╭──

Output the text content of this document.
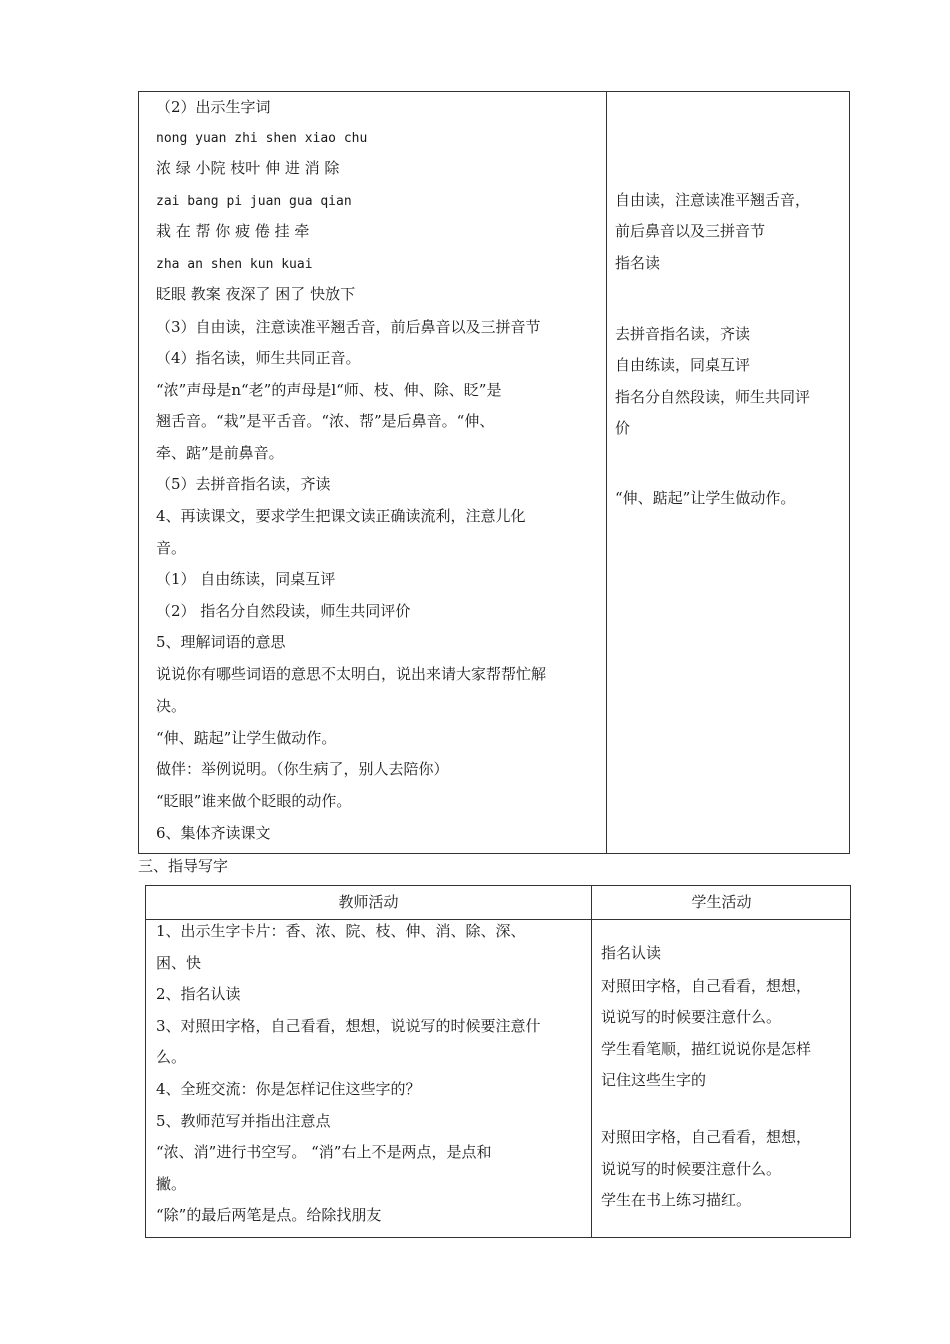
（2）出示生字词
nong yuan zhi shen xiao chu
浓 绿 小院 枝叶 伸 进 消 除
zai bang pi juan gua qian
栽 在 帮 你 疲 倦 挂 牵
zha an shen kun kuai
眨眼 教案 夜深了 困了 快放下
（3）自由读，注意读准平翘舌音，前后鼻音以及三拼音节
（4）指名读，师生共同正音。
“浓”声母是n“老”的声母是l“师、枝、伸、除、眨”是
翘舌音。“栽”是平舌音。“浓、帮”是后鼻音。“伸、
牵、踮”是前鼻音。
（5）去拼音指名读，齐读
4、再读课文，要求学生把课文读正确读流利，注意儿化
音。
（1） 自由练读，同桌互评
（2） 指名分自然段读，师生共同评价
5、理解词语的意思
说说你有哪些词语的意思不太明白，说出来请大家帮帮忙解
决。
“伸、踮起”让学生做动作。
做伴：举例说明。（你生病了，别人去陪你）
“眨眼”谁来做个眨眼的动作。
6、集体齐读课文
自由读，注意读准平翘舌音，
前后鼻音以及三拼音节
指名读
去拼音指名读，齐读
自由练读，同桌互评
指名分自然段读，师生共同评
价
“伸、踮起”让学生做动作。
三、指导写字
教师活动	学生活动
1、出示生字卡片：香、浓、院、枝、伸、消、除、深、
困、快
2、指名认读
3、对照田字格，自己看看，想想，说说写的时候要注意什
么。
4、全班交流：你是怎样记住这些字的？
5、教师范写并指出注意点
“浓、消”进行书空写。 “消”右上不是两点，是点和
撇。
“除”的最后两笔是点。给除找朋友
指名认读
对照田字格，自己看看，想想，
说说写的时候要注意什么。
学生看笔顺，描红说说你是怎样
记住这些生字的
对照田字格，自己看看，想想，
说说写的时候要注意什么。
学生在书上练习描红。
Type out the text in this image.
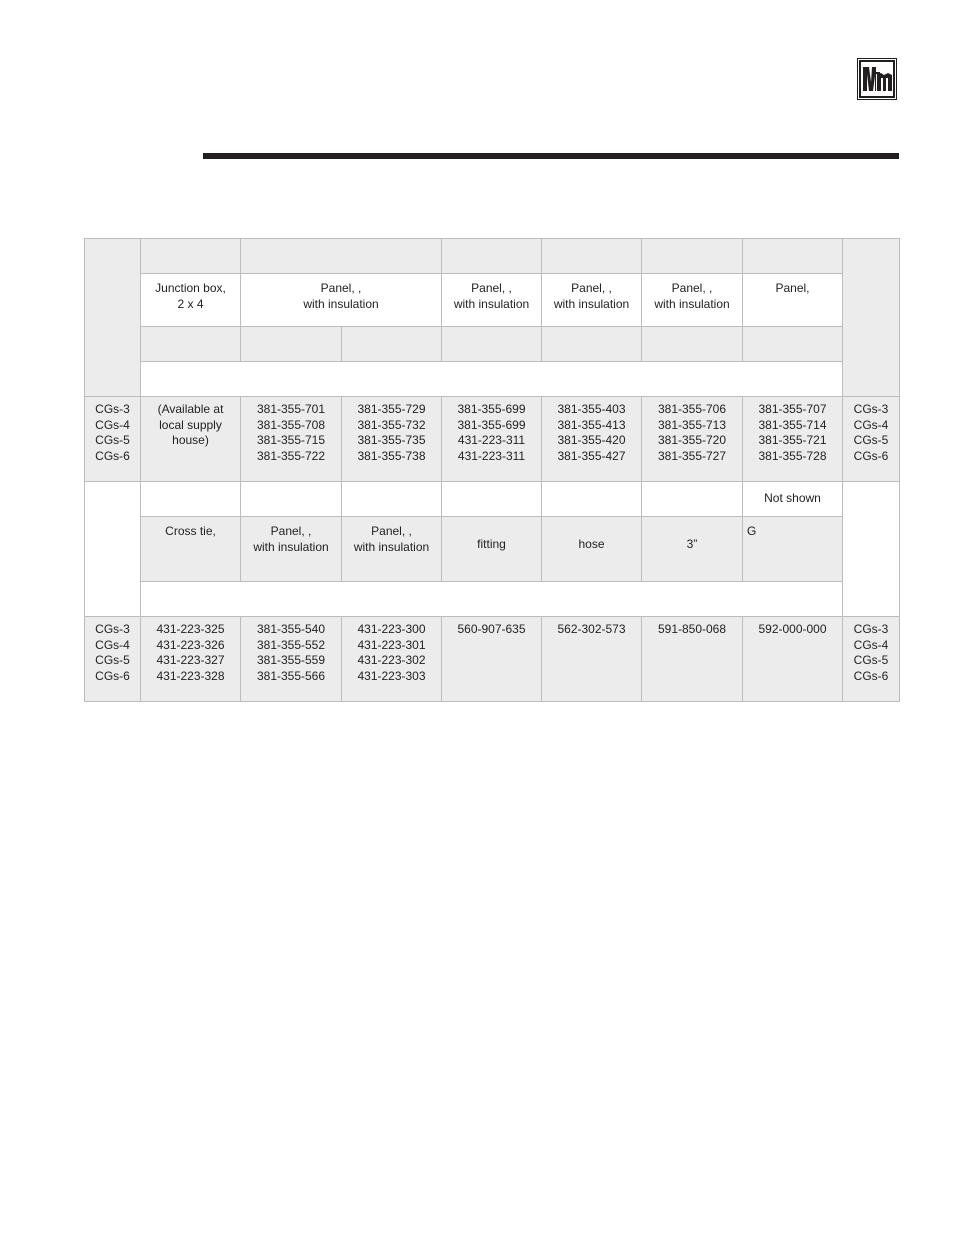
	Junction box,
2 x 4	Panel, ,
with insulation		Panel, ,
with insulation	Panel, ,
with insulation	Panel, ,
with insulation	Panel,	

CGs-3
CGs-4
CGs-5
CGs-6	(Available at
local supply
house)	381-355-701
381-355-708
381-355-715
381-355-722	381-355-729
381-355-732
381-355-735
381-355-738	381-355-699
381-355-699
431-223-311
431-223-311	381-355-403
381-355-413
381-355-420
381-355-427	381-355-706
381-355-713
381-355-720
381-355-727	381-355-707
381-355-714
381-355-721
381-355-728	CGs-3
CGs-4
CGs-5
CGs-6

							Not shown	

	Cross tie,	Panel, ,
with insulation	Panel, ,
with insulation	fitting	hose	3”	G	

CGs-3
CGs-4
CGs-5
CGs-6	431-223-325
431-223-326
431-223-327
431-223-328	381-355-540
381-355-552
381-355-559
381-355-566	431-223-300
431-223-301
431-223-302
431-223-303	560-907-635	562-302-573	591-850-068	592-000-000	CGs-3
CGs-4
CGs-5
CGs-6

╰──

Lines from the one that contains "Type out the text in this image." through the last line of the data above are to be extracted exactly, with no pictures and no other lines.

Type out the text in this image.
	Junction box,
2 x 4	Panel, ,
with insulation		Panel, ,
with insulation	Panel, ,
with insulation	Panel, ,
with insulation	Panel,	

CGs-3
CGs-4
CGs-5
CGs-6	(Available at
local supply
house)	381-355-701
381-355-708
381-355-715
381-355-722	381-355-729
381-355-732
381-355-735
381-355-738	381-355-699
381-355-699
431-223-311
431-223-311	381-355-403
381-355-413
381-355-420
381-355-427	381-355-706
381-355-713
381-355-720
381-355-727	381-355-707
381-355-714
381-355-721
381-355-728	CGs-3
CGs-4
CGs-5
CGs-6

							Not shown	

	Cross tie,	Panel, ,
with insulation	Panel, ,
with insulation	fitting	hose	3”	G	

CGs-3
CGs-4
CGs-5
CGs-6	431-223-325
431-223-326
431-223-327
431-223-328	381-355-540
381-355-552
381-355-559
381-355-566	431-223-300
431-223-301
431-223-302
431-223-303	560-907-635	562-302-573	591-850-068	592-000-000	CGs-3
CGs-4
CGs-5
CGs-6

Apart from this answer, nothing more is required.